→ **Task**
Make an exact copy of all the entries, but do not reproduce the pictures.

********************

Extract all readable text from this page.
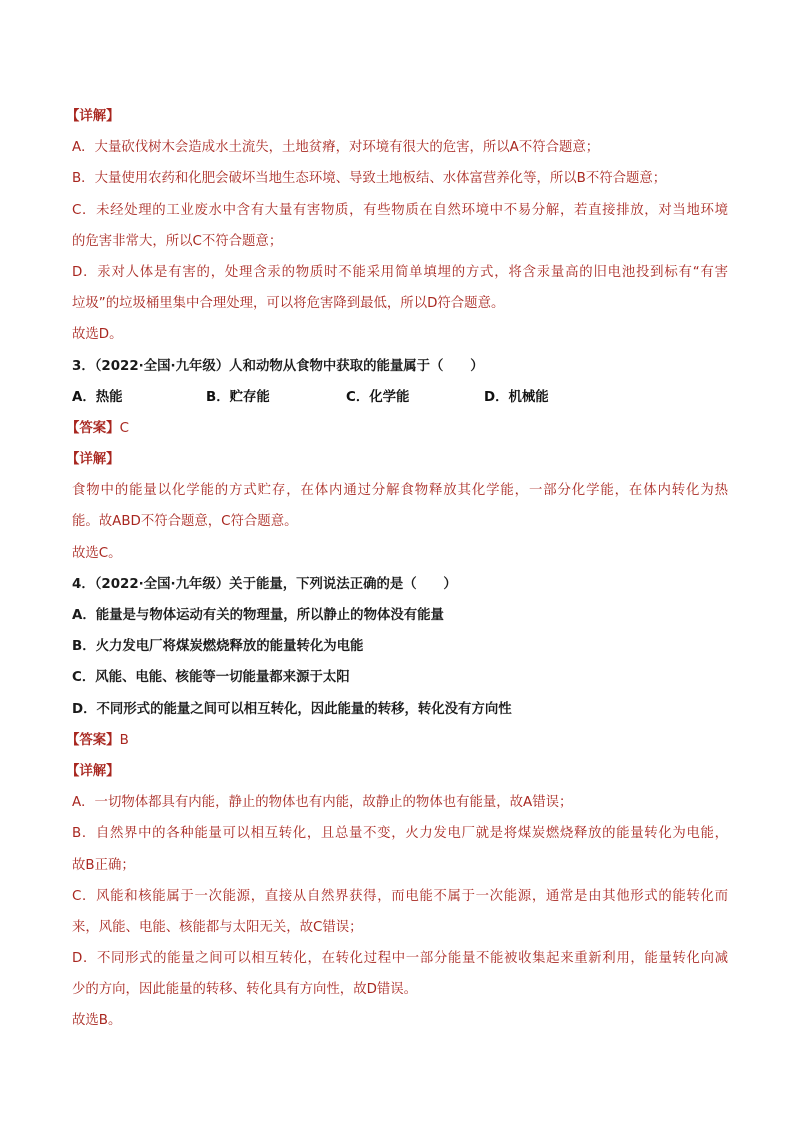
【详解】
A．大量砍伐树木会造成水土流失，土地贫瘠，对环境有很大的危害，所以A不符合题意；
B．大量使用农药和化肥会破坏当地生态环境、导致土地板结、水体富营养化等，所以B不符合题意；
C．未经处理的工业废水中含有大量有害物质，有些物质在自然环境中不易分解，若直接排放，对当地环境
的危害非常大，所以C不符合题意；
D．汞对人体是有害的，处理含汞的物质时不能采用简单填埋的方式，将含汞量高的旧电池投到标有“有害
垃圾”的垃圾桶里集中合理处理，可以将危害降到最低，所以D符合题意。
故选D。
3．（2022·全国·九年级）人和动物从食物中获取的能量属于（　　）
A．热能	B．贮存能	C．化学能	D．机械能
【答案】C
【详解】
食物中的能量以化学能的方式贮存，在体内通过分解食物释放其化学能，一部分化学能，在体内转化为热
能。故ABD不符合题意，C符合题意。
故选C。
4．（2022·全国·九年级）关于能量，下列说法正确的是（　　）
A．能量是与物体运动有关的物理量，所以静止的物体没有能量
B．火力发电厂将煤炭燃烧释放的能量转化为电能
C．风能、电能、核能等一切能量都来源于太阳
D．不同形式的能量之间可以相互转化，因此能量的转移，转化没有方向性
【答案】B
【详解】
A．一切物体都具有内能，静止的物体也有内能，故静止的物体也有能量，故A错误；
B．自然界中的各种能量可以相互转化，且总量不变，火力发电厂就是将煤炭燃烧释放的能量转化为电能，
故B正确；
C．风能和核能属于一次能源，直接从自然界获得，而电能不属于一次能源，通常是由其他形式的能转化而
来，风能、电能、核能都与太阳无关，故C错误；
D．不同形式的能量之间可以相互转化，在转化过程中一部分能量不能被收集起来重新利用，能量转化向减
少的方向，因此能量的转移、转化具有方向性，故D错误。
故选B。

********************

→ **Expected output**
Extract all readable text from this page.
【详解】
A．大量砍伐树木会造成水土流失，土地贫瘠，对环境有很大的危害，所以A不符合题意；
B．大量使用农药和化肥会破坏当地生态环境、导致土地板结、水体富营养化等，所以B不符合题意；
C．未经处理的工业废水中含有大量有害物质，有些物质在自然环境中不易分解，若直接排放，对当地环境
的危害非常大，所以C不符合题意；
D．汞对人体是有害的，处理含汞的物质时不能采用简单填埋的方式，将含汞量高的旧电池投到标有“有害
垃圾”的垃圾桶里集中合理处理，可以将危害降到最低，所以D符合题意。
故选D。
3．（2022·全国·九年级）人和动物从食物中获取的能量属于（　　）
A．热能	B．贮存能	C．化学能	D．机械能
【答案】C
【详解】
食物中的能量以化学能的方式贮存，在体内通过分解食物释放其化学能，一部分化学能，在体内转化为热
能。故ABD不符合题意，C符合题意。
故选C。
4．（2022·全国·九年级）关于能量，下列说法正确的是（　　）
A．能量是与物体运动有关的物理量，所以静止的物体没有能量
B．火力发电厂将煤炭燃烧释放的能量转化为电能
C．风能、电能、核能等一切能量都来源于太阳
D．不同形式的能量之间可以相互转化，因此能量的转移，转化没有方向性
【答案】B
【详解】
A．一切物体都具有内能，静止的物体也有内能，故静止的物体也有能量，故A错误；
B．自然界中的各种能量可以相互转化，且总量不变，火力发电厂就是将煤炭燃烧释放的能量转化为电能，
故B正确；
C．风能和核能属于一次能源，直接从自然界获得，而电能不属于一次能源，通常是由其他形式的能转化而
来，风能、电能、核能都与太阳无关，故C错误；
D．不同形式的能量之间可以相互转化，在转化过程中一部分能量不能被收集起来重新利用，能量转化向减
少的方向，因此能量的转移、转化具有方向性，故D错误。
故选B。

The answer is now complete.